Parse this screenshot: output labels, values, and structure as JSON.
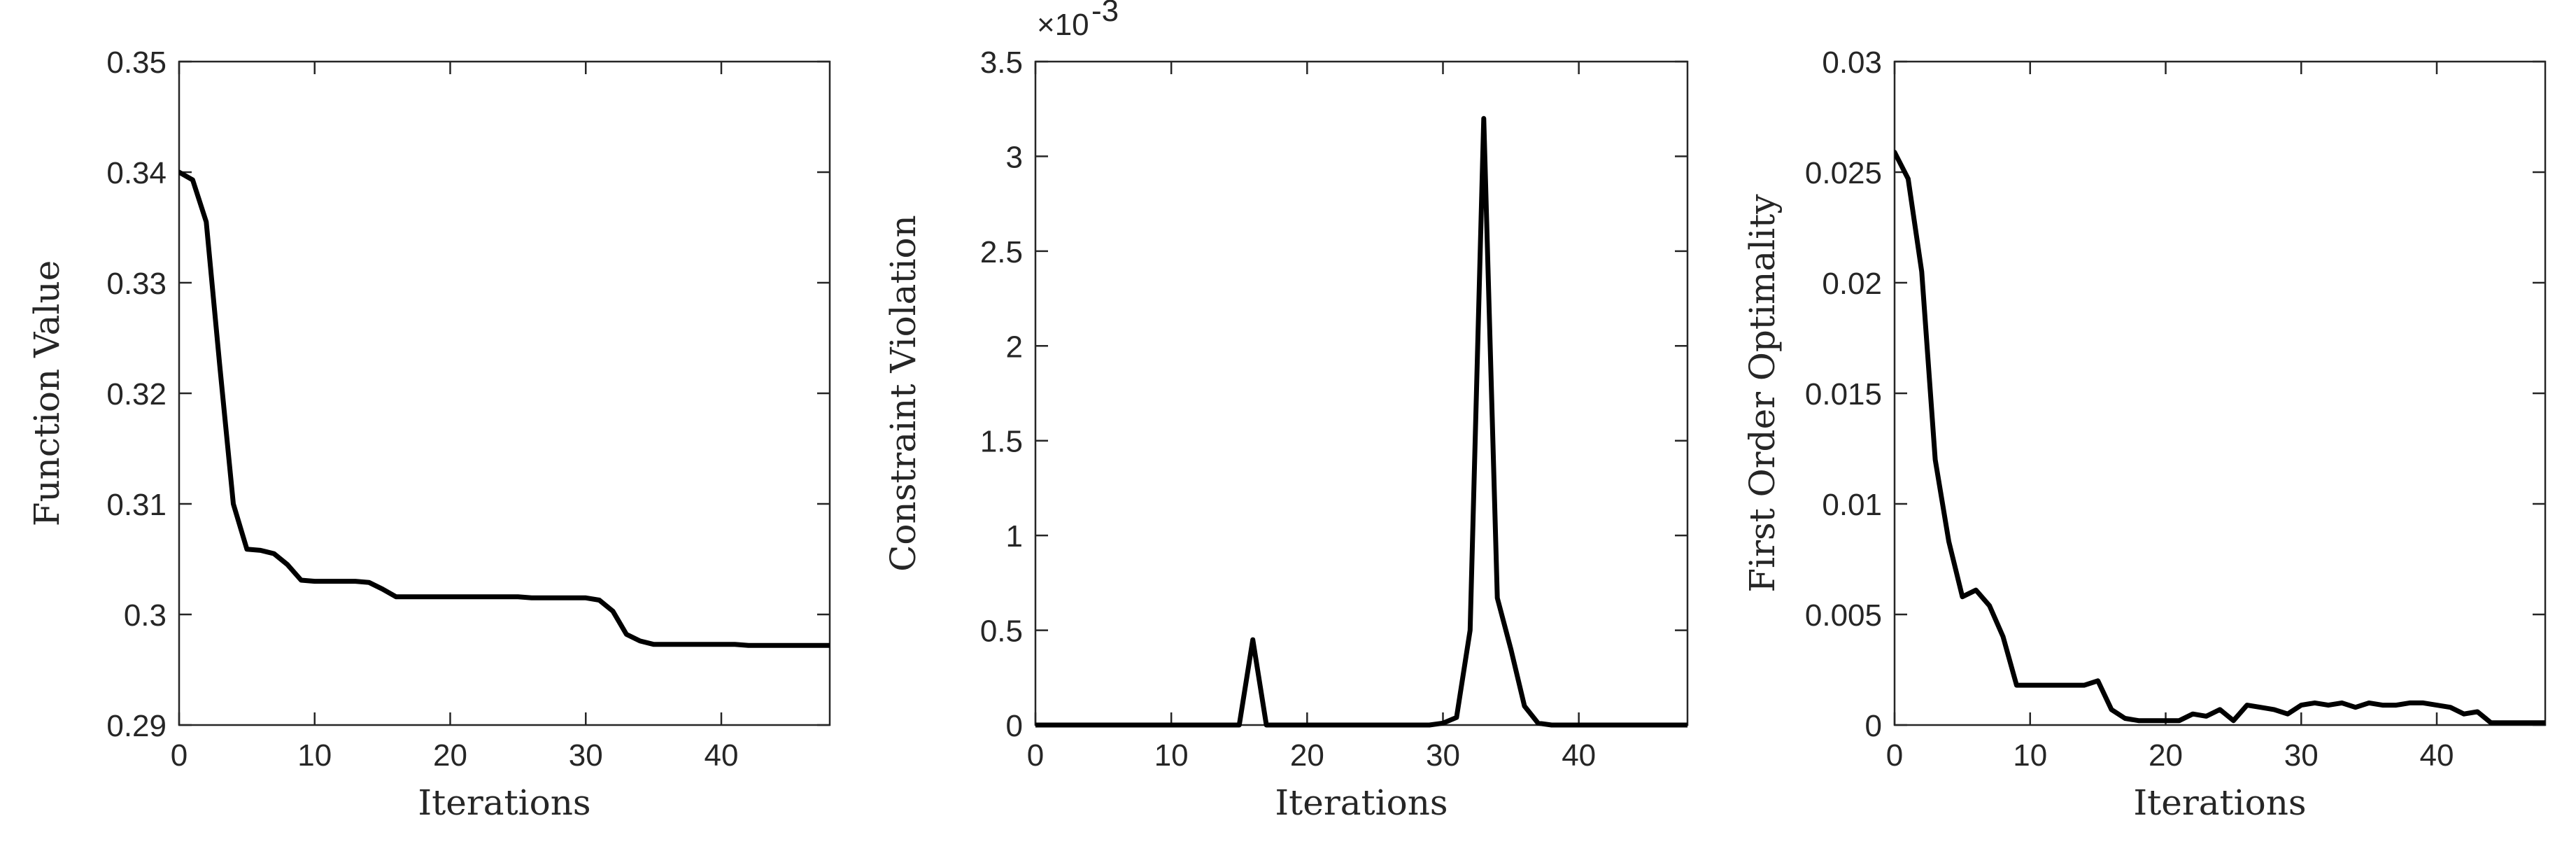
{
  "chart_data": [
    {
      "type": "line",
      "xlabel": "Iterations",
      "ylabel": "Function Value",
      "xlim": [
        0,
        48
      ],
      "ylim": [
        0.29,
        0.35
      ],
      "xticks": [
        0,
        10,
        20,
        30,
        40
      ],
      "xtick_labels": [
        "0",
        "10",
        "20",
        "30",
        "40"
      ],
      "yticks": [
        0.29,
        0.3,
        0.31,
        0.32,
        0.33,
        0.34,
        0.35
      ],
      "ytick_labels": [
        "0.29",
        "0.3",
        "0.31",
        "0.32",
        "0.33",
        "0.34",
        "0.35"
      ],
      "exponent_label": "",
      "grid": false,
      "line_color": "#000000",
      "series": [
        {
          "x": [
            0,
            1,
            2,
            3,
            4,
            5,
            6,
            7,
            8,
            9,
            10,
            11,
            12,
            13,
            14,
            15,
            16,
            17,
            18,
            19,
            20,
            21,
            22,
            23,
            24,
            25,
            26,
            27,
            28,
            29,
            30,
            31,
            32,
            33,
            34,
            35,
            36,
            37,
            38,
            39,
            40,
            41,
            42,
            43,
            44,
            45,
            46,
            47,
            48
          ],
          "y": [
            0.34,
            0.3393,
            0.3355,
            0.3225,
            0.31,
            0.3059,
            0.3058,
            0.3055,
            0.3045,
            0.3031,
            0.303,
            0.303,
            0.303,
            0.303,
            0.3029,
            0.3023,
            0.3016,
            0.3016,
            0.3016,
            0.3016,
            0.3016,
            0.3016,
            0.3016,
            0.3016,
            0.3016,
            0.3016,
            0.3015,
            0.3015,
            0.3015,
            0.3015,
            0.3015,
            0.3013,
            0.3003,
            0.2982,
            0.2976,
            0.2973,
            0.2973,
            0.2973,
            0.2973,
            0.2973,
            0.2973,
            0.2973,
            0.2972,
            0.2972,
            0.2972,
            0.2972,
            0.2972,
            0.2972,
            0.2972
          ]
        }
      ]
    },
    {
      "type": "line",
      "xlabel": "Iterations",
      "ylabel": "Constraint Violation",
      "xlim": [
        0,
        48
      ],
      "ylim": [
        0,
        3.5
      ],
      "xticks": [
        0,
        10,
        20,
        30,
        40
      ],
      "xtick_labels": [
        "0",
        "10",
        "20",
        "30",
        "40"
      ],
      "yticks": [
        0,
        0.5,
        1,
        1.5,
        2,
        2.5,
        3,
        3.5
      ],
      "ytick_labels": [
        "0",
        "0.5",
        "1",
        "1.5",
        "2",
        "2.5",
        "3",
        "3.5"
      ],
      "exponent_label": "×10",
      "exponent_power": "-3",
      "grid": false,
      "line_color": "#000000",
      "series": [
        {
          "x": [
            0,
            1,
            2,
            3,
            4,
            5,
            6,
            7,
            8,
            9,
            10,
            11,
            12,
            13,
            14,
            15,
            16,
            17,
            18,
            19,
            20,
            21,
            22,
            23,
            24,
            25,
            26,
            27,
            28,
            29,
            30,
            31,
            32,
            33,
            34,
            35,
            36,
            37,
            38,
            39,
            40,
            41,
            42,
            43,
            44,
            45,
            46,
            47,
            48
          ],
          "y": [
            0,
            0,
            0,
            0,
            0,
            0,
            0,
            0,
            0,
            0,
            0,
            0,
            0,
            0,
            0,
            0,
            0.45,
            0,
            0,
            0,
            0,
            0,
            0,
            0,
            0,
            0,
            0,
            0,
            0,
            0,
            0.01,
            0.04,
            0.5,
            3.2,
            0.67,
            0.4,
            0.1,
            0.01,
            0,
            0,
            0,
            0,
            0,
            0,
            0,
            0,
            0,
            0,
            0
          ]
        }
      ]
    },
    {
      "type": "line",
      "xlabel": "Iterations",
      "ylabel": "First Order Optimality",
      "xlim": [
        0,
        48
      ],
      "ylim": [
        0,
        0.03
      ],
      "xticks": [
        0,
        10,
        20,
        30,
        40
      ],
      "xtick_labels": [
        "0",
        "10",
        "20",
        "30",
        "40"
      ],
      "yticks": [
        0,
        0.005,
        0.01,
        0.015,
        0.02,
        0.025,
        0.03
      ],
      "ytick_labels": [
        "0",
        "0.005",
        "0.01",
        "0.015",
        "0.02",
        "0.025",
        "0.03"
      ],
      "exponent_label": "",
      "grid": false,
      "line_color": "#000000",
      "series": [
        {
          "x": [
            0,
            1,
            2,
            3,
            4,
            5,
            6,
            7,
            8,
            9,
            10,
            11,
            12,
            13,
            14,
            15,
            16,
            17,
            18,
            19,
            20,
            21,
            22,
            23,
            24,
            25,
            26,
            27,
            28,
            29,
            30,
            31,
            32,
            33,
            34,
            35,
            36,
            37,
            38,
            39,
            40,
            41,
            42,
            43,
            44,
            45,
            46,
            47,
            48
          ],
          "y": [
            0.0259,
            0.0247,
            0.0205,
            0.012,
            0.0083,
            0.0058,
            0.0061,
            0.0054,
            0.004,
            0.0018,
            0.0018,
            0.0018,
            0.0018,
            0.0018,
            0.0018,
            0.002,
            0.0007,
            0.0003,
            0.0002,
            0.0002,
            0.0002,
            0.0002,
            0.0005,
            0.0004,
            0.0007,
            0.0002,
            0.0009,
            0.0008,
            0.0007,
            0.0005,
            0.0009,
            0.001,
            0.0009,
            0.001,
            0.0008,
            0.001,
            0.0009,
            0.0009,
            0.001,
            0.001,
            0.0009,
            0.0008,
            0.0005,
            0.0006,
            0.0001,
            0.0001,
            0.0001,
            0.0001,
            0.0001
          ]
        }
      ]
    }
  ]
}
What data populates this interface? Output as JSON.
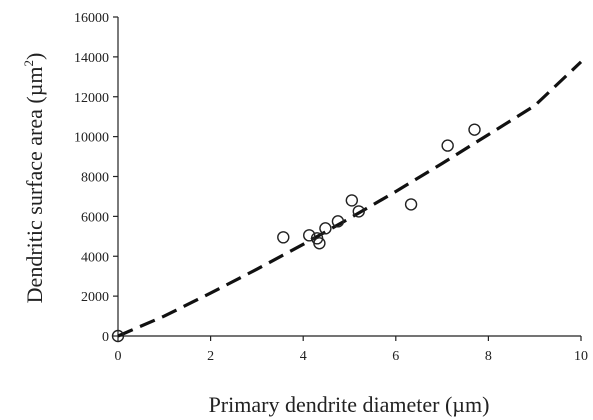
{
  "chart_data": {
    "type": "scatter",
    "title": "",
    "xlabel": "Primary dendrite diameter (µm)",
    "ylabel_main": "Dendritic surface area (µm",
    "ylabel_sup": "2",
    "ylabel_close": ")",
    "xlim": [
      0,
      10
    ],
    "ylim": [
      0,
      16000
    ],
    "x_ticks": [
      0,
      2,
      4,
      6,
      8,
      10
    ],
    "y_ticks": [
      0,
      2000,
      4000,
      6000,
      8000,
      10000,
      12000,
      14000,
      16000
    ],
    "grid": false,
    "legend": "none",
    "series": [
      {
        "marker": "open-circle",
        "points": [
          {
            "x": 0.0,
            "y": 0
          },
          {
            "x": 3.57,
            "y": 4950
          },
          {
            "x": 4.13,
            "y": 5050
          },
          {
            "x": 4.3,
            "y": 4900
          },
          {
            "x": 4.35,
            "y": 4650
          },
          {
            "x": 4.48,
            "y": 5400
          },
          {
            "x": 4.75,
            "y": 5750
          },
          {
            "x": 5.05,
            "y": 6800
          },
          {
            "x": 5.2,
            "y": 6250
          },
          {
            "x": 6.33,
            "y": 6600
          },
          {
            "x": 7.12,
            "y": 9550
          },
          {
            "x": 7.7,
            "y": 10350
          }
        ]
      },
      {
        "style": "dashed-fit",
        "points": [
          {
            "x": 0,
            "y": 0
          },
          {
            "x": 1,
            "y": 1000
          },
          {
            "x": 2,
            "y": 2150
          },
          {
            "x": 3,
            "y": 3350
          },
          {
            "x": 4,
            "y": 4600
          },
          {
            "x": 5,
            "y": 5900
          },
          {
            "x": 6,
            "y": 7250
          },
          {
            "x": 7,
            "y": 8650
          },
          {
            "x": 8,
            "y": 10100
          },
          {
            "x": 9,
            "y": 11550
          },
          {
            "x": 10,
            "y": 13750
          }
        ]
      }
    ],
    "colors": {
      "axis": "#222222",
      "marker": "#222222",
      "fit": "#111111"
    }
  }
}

Your task – Leave out the pictures and print every line of the data exactly.

Expected output –
Parse this screenshot: output labels, values, and structure as JSON.
{
  "chart_data": [
    {
      "type": "line",
      "xlabel": "Iterations",
      "ylabel": "Function Value",
      "xlim": [
        0,
        48
      ],
      "ylim": [
        0.29,
        0.35
      ],
      "xticks": [
        0,
        10,
        20,
        30,
        40
      ],
      "xtick_labels": [
        "0",
        "10",
        "20",
        "30",
        "40"
      ],
      "yticks": [
        0.29,
        0.3,
        0.31,
        0.32,
        0.33,
        0.34,
        0.35
      ],
      "ytick_labels": [
        "0.29",
        "0.3",
        "0.31",
        "0.32",
        "0.33",
        "0.34",
        "0.35"
      ],
      "exponent_label": "",
      "grid": false,
      "line_color": "#000000",
      "series": [
        {
          "x": [
            0,
            1,
            2,
            3,
            4,
            5,
            6,
            7,
            8,
            9,
            10,
            11,
            12,
            13,
            14,
            15,
            16,
            17,
            18,
            19,
            20,
            21,
            22,
            23,
            24,
            25,
            26,
            27,
            28,
            29,
            30,
            31,
            32,
            33,
            34,
            35,
            36,
            37,
            38,
            39,
            40,
            41,
            42,
            43,
            44,
            45,
            46,
            47,
            48
          ],
          "y": [
            0.34,
            0.3393,
            0.3355,
            0.3225,
            0.31,
            0.3059,
            0.3058,
            0.3055,
            0.3045,
            0.3031,
            0.303,
            0.303,
            0.303,
            0.303,
            0.3029,
            0.3023,
            0.3016,
            0.3016,
            0.3016,
            0.3016,
            0.3016,
            0.3016,
            0.3016,
            0.3016,
            0.3016,
            0.3016,
            0.3015,
            0.3015,
            0.3015,
            0.3015,
            0.3015,
            0.3013,
            0.3003,
            0.2982,
            0.2976,
            0.2973,
            0.2973,
            0.2973,
            0.2973,
            0.2973,
            0.2973,
            0.2973,
            0.2972,
            0.2972,
            0.2972,
            0.2972,
            0.2972,
            0.2972,
            0.2972
          ]
        }
      ]
    },
    {
      "type": "line",
      "xlabel": "Iterations",
      "ylabel": "Constraint Violation",
      "xlim": [
        0,
        48
      ],
      "ylim": [
        0,
        3.5
      ],
      "xticks": [
        0,
        10,
        20,
        30,
        40
      ],
      "xtick_labels": [
        "0",
        "10",
        "20",
        "30",
        "40"
      ],
      "yticks": [
        0,
        0.5,
        1,
        1.5,
        2,
        2.5,
        3,
        3.5
      ],
      "ytick_labels": [
        "0",
        "0.5",
        "1",
        "1.5",
        "2",
        "2.5",
        "3",
        "3.5"
      ],
      "exponent_label": "×10",
      "exponent_power": "-3",
      "grid": false,
      "line_color": "#000000",
      "series": [
        {
          "x": [
            0,
            1,
            2,
            3,
            4,
            5,
            6,
            7,
            8,
            9,
            10,
            11,
            12,
            13,
            14,
            15,
            16,
            17,
            18,
            19,
            20,
            21,
            22,
            23,
            24,
            25,
            26,
            27,
            28,
            29,
            30,
            31,
            32,
            33,
            34,
            35,
            36,
            37,
            38,
            39,
            40,
            41,
            42,
            43,
            44,
            45,
            46,
            47,
            48
          ],
          "y": [
            0,
            0,
            0,
            0,
            0,
            0,
            0,
            0,
            0,
            0,
            0,
            0,
            0,
            0,
            0,
            0,
            0.45,
            0,
            0,
            0,
            0,
            0,
            0,
            0,
            0,
            0,
            0,
            0,
            0,
            0,
            0.01,
            0.04,
            0.5,
            3.2,
            0.67,
            0.4,
            0.1,
            0.01,
            0,
            0,
            0,
            0,
            0,
            0,
            0,
            0,
            0,
            0,
            0
          ]
        }
      ]
    },
    {
      "type": "line",
      "xlabel": "Iterations",
      "ylabel": "First Order Optimality",
      "xlim": [
        0,
        48
      ],
      "ylim": [
        0,
        0.03
      ],
      "xticks": [
        0,
        10,
        20,
        30,
        40
      ],
      "xtick_labels": [
        "0",
        "10",
        "20",
        "30",
        "40"
      ],
      "yticks": [
        0,
        0.005,
        0.01,
        0.015,
        0.02,
        0.025,
        0.03
      ],
      "ytick_labels": [
        "0",
        "0.005",
        "0.01",
        "0.015",
        "0.02",
        "0.025",
        "0.03"
      ],
      "exponent_label": "",
      "grid": false,
      "line_color": "#000000",
      "series": [
        {
          "x": [
            0,
            1,
            2,
            3,
            4,
            5,
            6,
            7,
            8,
            9,
            10,
            11,
            12,
            13,
            14,
            15,
            16,
            17,
            18,
            19,
            20,
            21,
            22,
            23,
            24,
            25,
            26,
            27,
            28,
            29,
            30,
            31,
            32,
            33,
            34,
            35,
            36,
            37,
            38,
            39,
            40,
            41,
            42,
            43,
            44,
            45,
            46,
            47,
            48
          ],
          "y": [
            0.0259,
            0.0247,
            0.0205,
            0.012,
            0.0083,
            0.0058,
            0.0061,
            0.0054,
            0.004,
            0.0018,
            0.0018,
            0.0018,
            0.0018,
            0.0018,
            0.0018,
            0.002,
            0.0007,
            0.0003,
            0.0002,
            0.0002,
            0.0002,
            0.0002,
            0.0005,
            0.0004,
            0.0007,
            0.0002,
            0.0009,
            0.0008,
            0.0007,
            0.0005,
            0.0009,
            0.001,
            0.0009,
            0.001,
            0.0008,
            0.001,
            0.0009,
            0.0009,
            0.001,
            0.001,
            0.0009,
            0.0008,
            0.0005,
            0.0006,
            0.0001,
            0.0001,
            0.0001,
            0.0001,
            0.0001
          ]
        }
      ]
    }
  ]
}
What data populates this interface? Output as JSON.
{
  "chart_data": {
    "type": "scatter",
    "title": "",
    "xlabel": "Primary dendrite diameter (µm)",
    "ylabel_main": "Dendritic surface area (µm",
    "ylabel_sup": "2",
    "ylabel_close": ")",
    "xlim": [
      0,
      10
    ],
    "ylim": [
      0,
      16000
    ],
    "x_ticks": [
      0,
      2,
      4,
      6,
      8,
      10
    ],
    "y_ticks": [
      0,
      2000,
      4000,
      6000,
      8000,
      10000,
      12000,
      14000,
      16000
    ],
    "grid": false,
    "legend": "none",
    "series": [
      {
        "marker": "open-circle",
        "points": [
          {
            "x": 0.0,
            "y": 0
          },
          {
            "x": 3.57,
            "y": 4950
          },
          {
            "x": 4.13,
            "y": 5050
          },
          {
            "x": 4.3,
            "y": 4900
          },
          {
            "x": 4.35,
            "y": 4650
          },
          {
            "x": 4.48,
            "y": 5400
          },
          {
            "x": 4.75,
            "y": 5750
          },
          {
            "x": 5.05,
            "y": 6800
          },
          {
            "x": 5.2,
            "y": 6250
          },
          {
            "x": 6.33,
            "y": 6600
          },
          {
            "x": 7.12,
            "y": 9550
          },
          {
            "x": 7.7,
            "y": 10350
          }
        ]
      },
      {
        "style": "dashed-fit",
        "points": [
          {
            "x": 0,
            "y": 0
          },
          {
            "x": 1,
            "y": 1000
          },
          {
            "x": 2,
            "y": 2150
          },
          {
            "x": 3,
            "y": 3350
          },
          {
            "x": 4,
            "y": 4600
          },
          {
            "x": 5,
            "y": 5900
          },
          {
            "x": 6,
            "y": 7250
          },
          {
            "x": 7,
            "y": 8650
          },
          {
            "x": 8,
            "y": 10100
          },
          {
            "x": 9,
            "y": 11550
          },
          {
            "x": 10,
            "y": 13750
          }
        ]
      }
    ],
    "colors": {
      "axis": "#222222",
      "marker": "#222222",
      "fit": "#111111"
    }
  }
}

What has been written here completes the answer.